**STATED TASK**
Going through the material below, please gather all lines with the word "absolut" in them.

Entries from a visual dataset
==========

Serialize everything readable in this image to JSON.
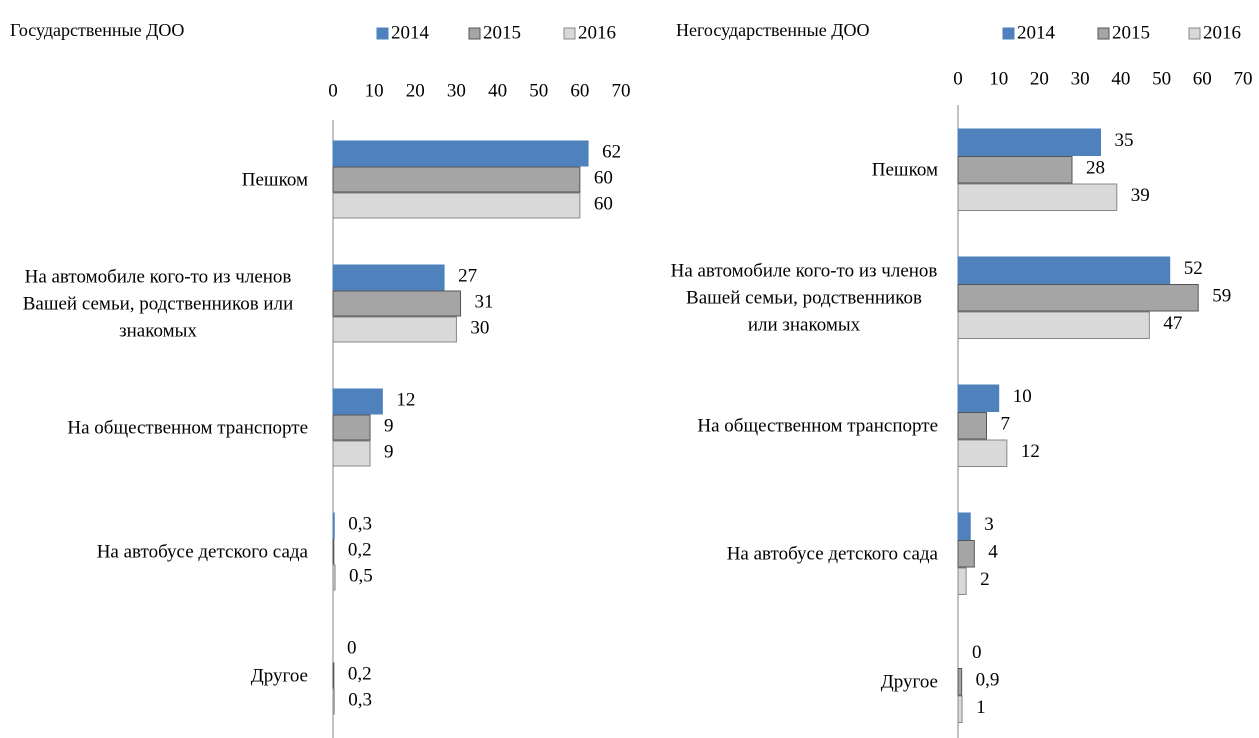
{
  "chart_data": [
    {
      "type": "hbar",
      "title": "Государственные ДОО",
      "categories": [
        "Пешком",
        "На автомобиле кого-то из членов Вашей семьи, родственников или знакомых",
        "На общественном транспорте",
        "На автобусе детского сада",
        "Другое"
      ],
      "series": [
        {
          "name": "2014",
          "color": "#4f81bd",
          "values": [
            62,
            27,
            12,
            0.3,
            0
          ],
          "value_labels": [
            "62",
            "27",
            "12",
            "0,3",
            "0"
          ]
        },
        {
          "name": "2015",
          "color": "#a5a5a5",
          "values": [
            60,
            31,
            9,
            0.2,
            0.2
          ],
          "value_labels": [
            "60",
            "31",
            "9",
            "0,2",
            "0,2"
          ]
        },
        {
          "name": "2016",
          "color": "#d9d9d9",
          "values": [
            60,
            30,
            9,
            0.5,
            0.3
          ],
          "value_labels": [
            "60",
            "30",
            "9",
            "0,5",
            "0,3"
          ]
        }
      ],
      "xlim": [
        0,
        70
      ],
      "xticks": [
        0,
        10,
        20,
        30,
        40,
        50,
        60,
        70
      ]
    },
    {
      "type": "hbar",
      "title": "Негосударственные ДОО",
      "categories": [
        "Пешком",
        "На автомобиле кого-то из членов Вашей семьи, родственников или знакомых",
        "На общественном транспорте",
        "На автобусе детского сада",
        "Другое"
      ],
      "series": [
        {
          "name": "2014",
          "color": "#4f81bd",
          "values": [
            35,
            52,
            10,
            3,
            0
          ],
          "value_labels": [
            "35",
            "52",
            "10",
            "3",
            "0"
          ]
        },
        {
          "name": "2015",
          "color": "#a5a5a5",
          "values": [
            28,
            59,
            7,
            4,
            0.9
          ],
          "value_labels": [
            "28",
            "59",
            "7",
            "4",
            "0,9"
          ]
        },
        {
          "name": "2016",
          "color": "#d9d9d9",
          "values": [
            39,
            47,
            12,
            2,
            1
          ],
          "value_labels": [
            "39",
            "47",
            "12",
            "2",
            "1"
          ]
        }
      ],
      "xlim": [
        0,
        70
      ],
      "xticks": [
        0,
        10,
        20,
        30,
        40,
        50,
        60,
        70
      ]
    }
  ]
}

==========

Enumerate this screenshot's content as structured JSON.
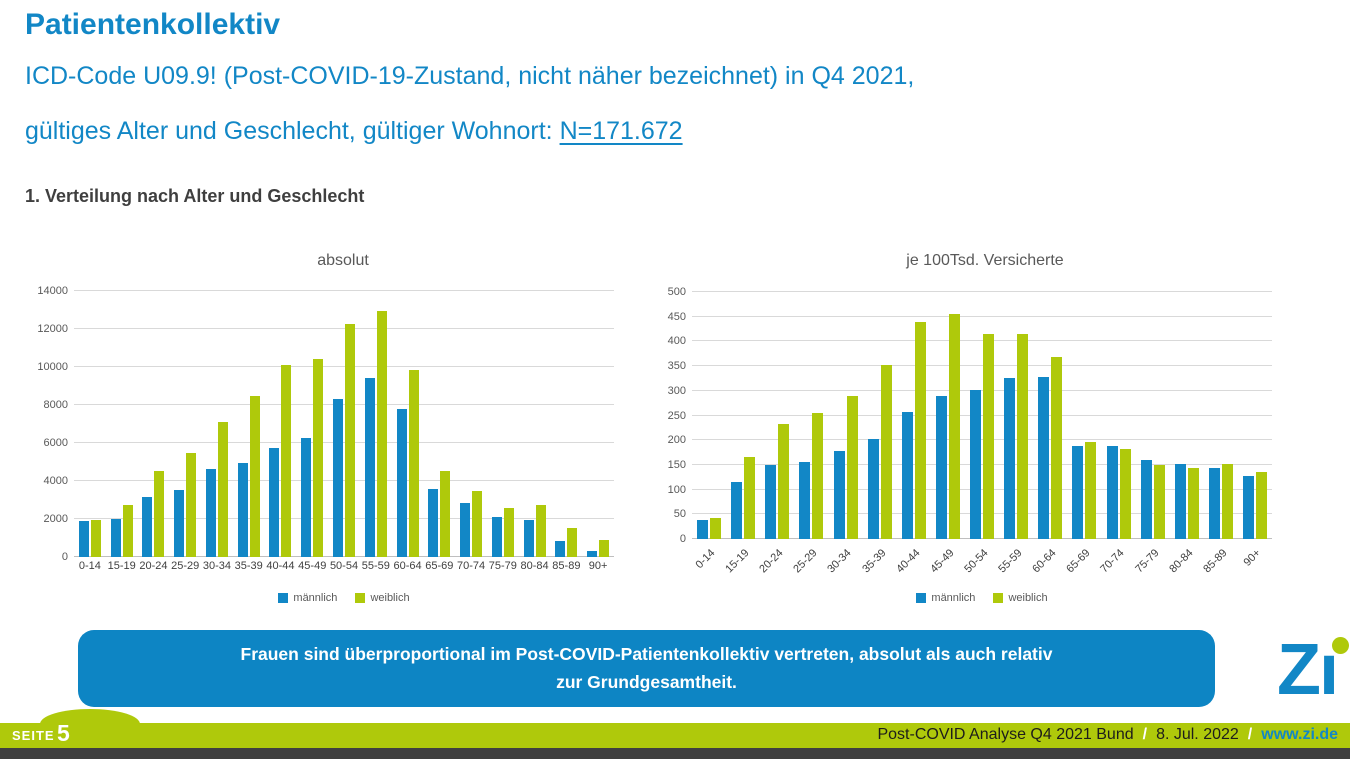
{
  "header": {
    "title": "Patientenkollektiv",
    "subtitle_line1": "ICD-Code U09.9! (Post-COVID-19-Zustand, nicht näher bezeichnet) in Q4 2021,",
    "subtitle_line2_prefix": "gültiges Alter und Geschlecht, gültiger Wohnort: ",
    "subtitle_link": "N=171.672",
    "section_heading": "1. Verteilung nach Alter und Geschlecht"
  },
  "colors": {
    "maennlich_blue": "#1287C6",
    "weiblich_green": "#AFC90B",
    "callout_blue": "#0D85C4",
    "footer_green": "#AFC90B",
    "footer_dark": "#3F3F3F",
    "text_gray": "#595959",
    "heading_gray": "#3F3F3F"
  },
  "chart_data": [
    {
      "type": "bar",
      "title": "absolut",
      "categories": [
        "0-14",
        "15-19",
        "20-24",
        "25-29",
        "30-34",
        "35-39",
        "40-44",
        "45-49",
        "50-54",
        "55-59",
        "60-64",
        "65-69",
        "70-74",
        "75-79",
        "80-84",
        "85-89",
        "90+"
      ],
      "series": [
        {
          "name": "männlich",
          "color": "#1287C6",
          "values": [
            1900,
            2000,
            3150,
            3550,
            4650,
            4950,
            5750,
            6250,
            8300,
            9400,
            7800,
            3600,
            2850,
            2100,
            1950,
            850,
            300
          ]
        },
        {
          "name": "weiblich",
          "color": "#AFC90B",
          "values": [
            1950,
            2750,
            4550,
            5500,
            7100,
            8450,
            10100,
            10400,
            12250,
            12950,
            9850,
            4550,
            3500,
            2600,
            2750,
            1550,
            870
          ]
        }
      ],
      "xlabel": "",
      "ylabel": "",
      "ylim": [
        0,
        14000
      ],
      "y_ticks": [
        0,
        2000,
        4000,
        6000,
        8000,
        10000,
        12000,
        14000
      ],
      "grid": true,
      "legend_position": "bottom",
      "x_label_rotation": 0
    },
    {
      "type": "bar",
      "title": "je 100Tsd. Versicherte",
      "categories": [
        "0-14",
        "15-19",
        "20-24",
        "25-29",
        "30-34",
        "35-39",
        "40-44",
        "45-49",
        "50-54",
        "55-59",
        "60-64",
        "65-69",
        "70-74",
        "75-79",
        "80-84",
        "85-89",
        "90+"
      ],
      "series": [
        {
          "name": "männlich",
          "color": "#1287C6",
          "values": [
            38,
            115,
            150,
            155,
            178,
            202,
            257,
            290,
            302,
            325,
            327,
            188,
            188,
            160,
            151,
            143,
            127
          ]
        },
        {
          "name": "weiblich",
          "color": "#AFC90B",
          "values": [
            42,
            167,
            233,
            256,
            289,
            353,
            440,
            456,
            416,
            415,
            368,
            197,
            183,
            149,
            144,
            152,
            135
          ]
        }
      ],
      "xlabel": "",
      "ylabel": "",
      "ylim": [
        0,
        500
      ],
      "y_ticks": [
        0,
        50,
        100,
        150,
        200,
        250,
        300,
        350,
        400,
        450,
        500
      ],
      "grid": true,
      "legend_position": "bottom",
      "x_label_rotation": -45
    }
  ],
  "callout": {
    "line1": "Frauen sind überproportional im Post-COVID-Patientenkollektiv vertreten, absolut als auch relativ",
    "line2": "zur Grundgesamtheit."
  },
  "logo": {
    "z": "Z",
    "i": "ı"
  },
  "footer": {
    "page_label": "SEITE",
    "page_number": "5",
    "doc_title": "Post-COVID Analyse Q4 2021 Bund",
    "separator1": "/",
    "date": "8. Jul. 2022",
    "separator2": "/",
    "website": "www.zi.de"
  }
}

==========

**SOLUTION TO THE EXERCISE**
      "title": "absolut",
    "line1": "Frauen sind überproportional im Post-COVID-Patientenkollektiv vertreten, absolut als auch relativ",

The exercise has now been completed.